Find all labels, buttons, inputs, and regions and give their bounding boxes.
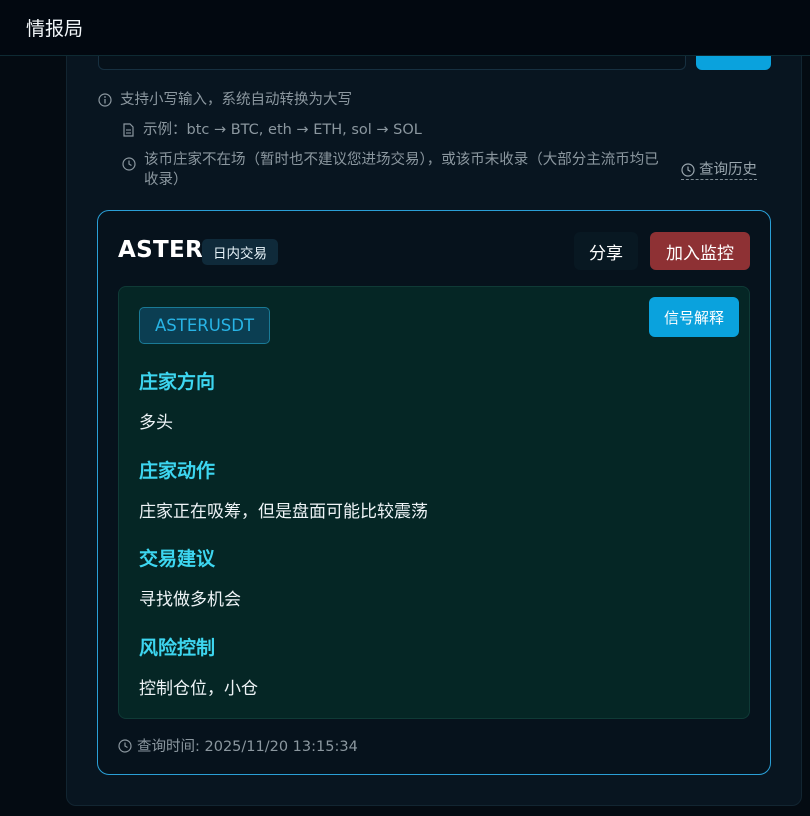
hint-example: 示例：btc → BTC, eth → ETH, sol → SOL bbox=[122, 120, 422, 140]
section-text-advice: 寻找做多机会 bbox=[139, 590, 241, 610]
share-button[interactable]: 分享 bbox=[574, 232, 638, 270]
app-header: 情报局 bbox=[0, 0, 810, 56]
trading-pair-tag: ASTERUSDT bbox=[139, 307, 271, 344]
document-icon bbox=[123, 123, 134, 137]
query-time-text: 查询时间: 2025/11/20 13:15:34 bbox=[137, 739, 358, 755]
info-icon bbox=[98, 93, 112, 107]
hint-not-listed: 该币庄家不在场（暂时也不建议您进场交易），或该币未收录（大部分主流币均已收录） bbox=[122, 150, 672, 190]
clock-icon bbox=[681, 163, 695, 177]
query-history-link[interactable]: 查询历史 bbox=[681, 161, 757, 180]
symbol-title: ASTER bbox=[118, 237, 203, 263]
hint-lowercase: 支持小写输入，系统自动转换为大写 bbox=[98, 90, 352, 110]
section-text-direction: 多头 bbox=[139, 413, 173, 433]
signal-result-box: ASTERUSDT 信号解释 庄家方向 多头 庄家动作 庄家正在吸筹，但是盘面可… bbox=[118, 286, 750, 719]
section-heading-risk: 风险控制 bbox=[139, 637, 216, 659]
section-heading-advice: 交易建议 bbox=[139, 548, 216, 570]
query-time: 查询时间: 2025/11/20 13:15:34 bbox=[118, 735, 358, 756]
hint-not-listed-text: 该币庄家不在场（暂时也不建议您进场交易），或该币未收录（大部分主流币均已收录） bbox=[144, 152, 659, 188]
hint-example-text: 示例：btc → BTC, eth → ETH, sol → SOL bbox=[143, 122, 422, 138]
trade-type-tag: 日内交易 bbox=[202, 239, 278, 265]
section-heading-action: 庄家动作 bbox=[139, 460, 216, 482]
hint-lowercase-text: 支持小写输入，系统自动转换为大写 bbox=[120, 92, 352, 108]
signal-explain-button[interactable]: 信号解释 bbox=[649, 297, 739, 337]
query-history-label: 查询历史 bbox=[699, 162, 757, 178]
clock-icon bbox=[122, 157, 136, 171]
result-card: ASTER 日内交易 分享 加入监控 ASTERUSDT 信号解释 庄家方向 多… bbox=[97, 210, 771, 775]
section-heading-direction: 庄家方向 bbox=[139, 371, 216, 393]
section-text-risk: 控制仓位，小仓 bbox=[139, 679, 258, 699]
add-monitor-button[interactable]: 加入监控 bbox=[650, 232, 750, 270]
app-title: 情报局 bbox=[26, 18, 84, 40]
section-text-action: 庄家正在吸筹，但是盘面可能比较震荡 bbox=[139, 502, 428, 522]
clock-icon bbox=[118, 738, 132, 753]
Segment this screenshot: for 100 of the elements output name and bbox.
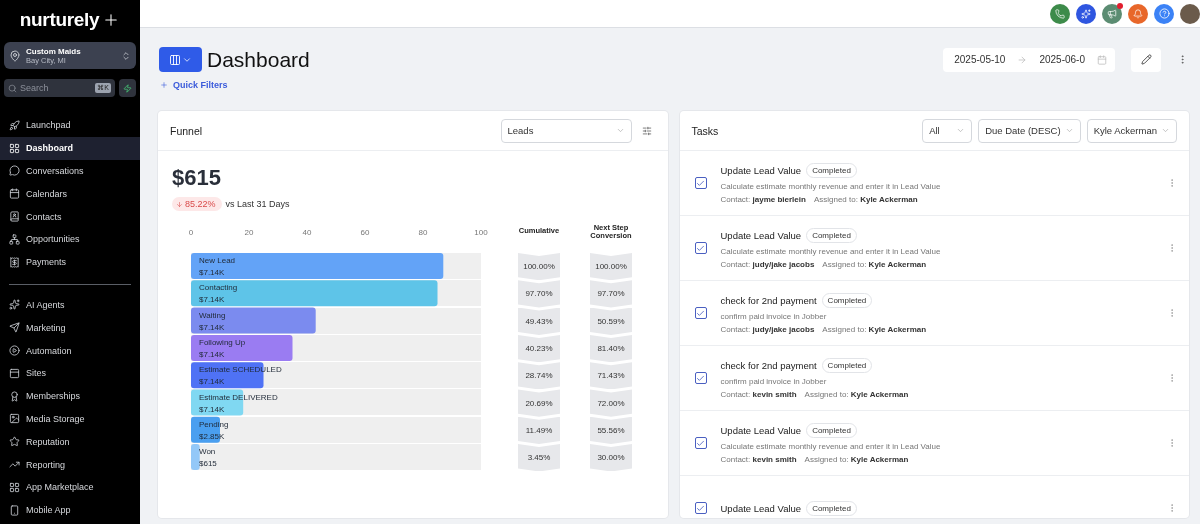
quick-filters-link[interactable]: Quick Filters — [160, 80, 228, 90]
nav-item[interactable]: Reporting — [0, 453, 140, 476]
conversion-value: 71.43% — [590, 362, 632, 390]
cumulative-value: 3.45% — [518, 444, 560, 472]
conversion-value: 100.00% — [590, 253, 632, 281]
cumulative-value: 40.23% — [518, 334, 560, 363]
nav-item[interactable]: Payments — [0, 250, 140, 274]
task-title: Update Lead Value — [720, 502, 802, 514]
pipeline-select[interactable]: Leads — [500, 118, 632, 143]
nav-item[interactable]: Reputation — [0, 430, 140, 454]
conversion-value: 72.00% — [590, 389, 632, 417]
help-button[interactable] — [1154, 3, 1174, 24]
cumulative-value: 97.70% — [518, 280, 560, 308]
cumulative-value: 100.00% — [518, 253, 560, 281]
play-circle-icon — [9, 345, 20, 357]
card-title: Tasks — [691, 124, 720, 137]
location-pin-icon — [9, 49, 21, 62]
task-row[interactable]: check for 2nd payment Completed confirm paid invoice in Jobber Contact: kevin smith Assigned to: Kyle Ackerman — [679, 346, 1189, 411]
nav-item[interactable]: Mobile App — [0, 498, 140, 522]
nav-item[interactable]: Marketing — [0, 316, 140, 340]
task-row[interactable]: Update Lead Value Completed Calculate estimate monthly revenue and enter it in Lead Value Contact: kevin smith Assigned to: Kyle Ackerman — [679, 411, 1189, 476]
check-icon — [696, 308, 705, 318]
bar-label: Won — [199, 447, 216, 457]
nav-item[interactable]: Launchpad — [0, 114, 140, 137]
task-description: confirm paid invoice in Jobber — [720, 376, 828, 386]
lightning-icon — [123, 83, 132, 93]
conversion-value: 30.00% — [590, 444, 632, 472]
nav-item[interactable]: Automation — [0, 339, 140, 362]
task-row[interactable]: Update Lead Value Completed — [679, 476, 1189, 518]
sliders-icon — [641, 125, 652, 136]
nav-item[interactable]: Calendars — [0, 182, 140, 206]
task-checkbox[interactable] — [694, 177, 707, 189]
filter-select[interactable]: Kyle Ackerman — [1086, 118, 1177, 143]
bar-label: Contacting — [199, 283, 238, 293]
contact-card-icon — [9, 211, 20, 223]
cumulative-value: 20.69% — [518, 389, 560, 417]
chevron-down-icon — [956, 126, 966, 135]
nav-item[interactable]: Media Storage — [0, 407, 140, 431]
star-icon — [9, 436, 20, 448]
task-checkbox[interactable] — [694, 502, 707, 514]
receipt-icon — [9, 256, 20, 268]
filter-select[interactable]: Due Date (DESC) — [978, 118, 1081, 143]
task-description: confirm paid invoice in Jobber — [720, 311, 828, 321]
task-checkbox[interactable] — [694, 307, 707, 319]
task-checkbox[interactable] — [694, 437, 707, 449]
layout-icon — [169, 53, 181, 66]
phone-icon — [1055, 8, 1065, 19]
check-icon — [696, 503, 705, 513]
nav-item[interactable]: Opportunities — [0, 228, 140, 251]
bar-label: Following Up — [199, 337, 246, 347]
arrow-right-icon — [1017, 54, 1028, 65]
nav-item[interactable]: Sites — [0, 361, 140, 385]
nav-item[interactable]: AI Agents — [0, 293, 140, 317]
task-checkbox[interactable] — [694, 242, 707, 254]
help-icon — [1158, 8, 1170, 19]
conversion-value: 55.56% — [590, 416, 632, 445]
browser-window-icon — [9, 367, 20, 379]
ai-button[interactable] — [1076, 3, 1096, 24]
task-title: Update Lead Value — [720, 164, 802, 176]
plus-icon — [160, 81, 168, 89]
chevron-down-icon — [1161, 126, 1170, 135]
bar-label: Waiting — [199, 310, 226, 320]
edit-button[interactable] — [1131, 47, 1161, 72]
task-title: Update Lead Value — [720, 229, 802, 241]
bell-icon — [1133, 8, 1143, 19]
arrow-down-icon — [176, 200, 183, 208]
check-icon — [696, 178, 705, 188]
task-assignee: Assigned to: Kyle Ackerman — [804, 454, 909, 464]
workspace-name: Custom Maids — [26, 46, 82, 56]
announcements-button[interactable] — [1102, 3, 1122, 24]
nav-item[interactable]: Memberships — [0, 384, 140, 408]
axis-tick-label: 20 — [244, 228, 254, 237]
avatar[interactable] — [1180, 3, 1200, 24]
filter-select[interactable]: All — [922, 118, 973, 143]
smartphone-icon — [9, 504, 20, 516]
sparkles-icon — [9, 299, 20, 311]
nav-item[interactable]: Conversations — [0, 159, 140, 183]
search-icon — [8, 83, 17, 93]
task-checkbox[interactable] — [694, 372, 707, 384]
task-contact: Contact: jayme bierlein — [720, 194, 806, 204]
phone-button[interactable] — [1050, 3, 1070, 24]
page-title: Dashboard — [207, 47, 310, 72]
layout-menu-button[interactable] — [159, 47, 202, 72]
task-description: Calculate estimate monthly revenue and enter it in Lead Value — [720, 441, 942, 451]
task-assignee: Assigned to: Kyle Ackerman — [813, 194, 918, 204]
task-row[interactable]: check for 2nd payment Completed confirm paid invoice in Jobber Contact: judy/jake jacobs Assigned to: Kyle Ackerman — [679, 281, 1189, 346]
nav-item[interactable]: Contacts — [0, 205, 140, 228]
search-field[interactable]: Search — [20, 83, 93, 93]
end-date: 2025-06-0 — [1039, 54, 1085, 65]
nav-item[interactable]: App Marketplace — [0, 475, 140, 499]
bar-amount-label: $7.14K — [199, 295, 225, 305]
nav-item[interactable]: Dashboard — [0, 136, 140, 160]
cumulative-value: 49.43% — [518, 307, 560, 335]
date-range-picker[interactable]: 2025-05-10 2025-06-0 — [943, 47, 1115, 72]
bar-amount-label: $7.14K — [199, 349, 225, 359]
check-icon — [696, 373, 705, 383]
task-row[interactable]: Update Lead Value Completed Calculate estimate monthly revenue and enter it in Lead Value Contact: jayme bierlein Assigned to: Kyle Ackerman — [679, 151, 1189, 216]
notifications-button[interactable] — [1128, 3, 1148, 24]
quick-action-button[interactable] — [119, 79, 136, 97]
task-row[interactable]: Update Lead Value Completed Calculate estimate monthly revenue and enter it in Lead Value Contact: judy/jake jacobs Assigned to: Kyle Ackerman — [679, 216, 1189, 281]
------
* [EXERCISE DESCRIPTION]
Transcribe the lines from the line with "quick-filters-link[interactable]: Quick Filters" to the line with "nav-item[interactable]: Payments —", exactly as they appear, both included.

* [RESPONSE BELOW]
quick-filters-link[interactable]: Quick Filters — [160, 80, 228, 90]
nav-item[interactable]: Reporting — [0, 453, 140, 476]
conversion-value: 71.43% — [590, 362, 632, 390]
cumulative-value: 3.45% — [518, 444, 560, 472]
conversion-value: 100.00% — [590, 253, 632, 281]
cumulative-value: 40.23% — [518, 334, 560, 363]
nav-item[interactable]: Payments — [0, 250, 140, 274]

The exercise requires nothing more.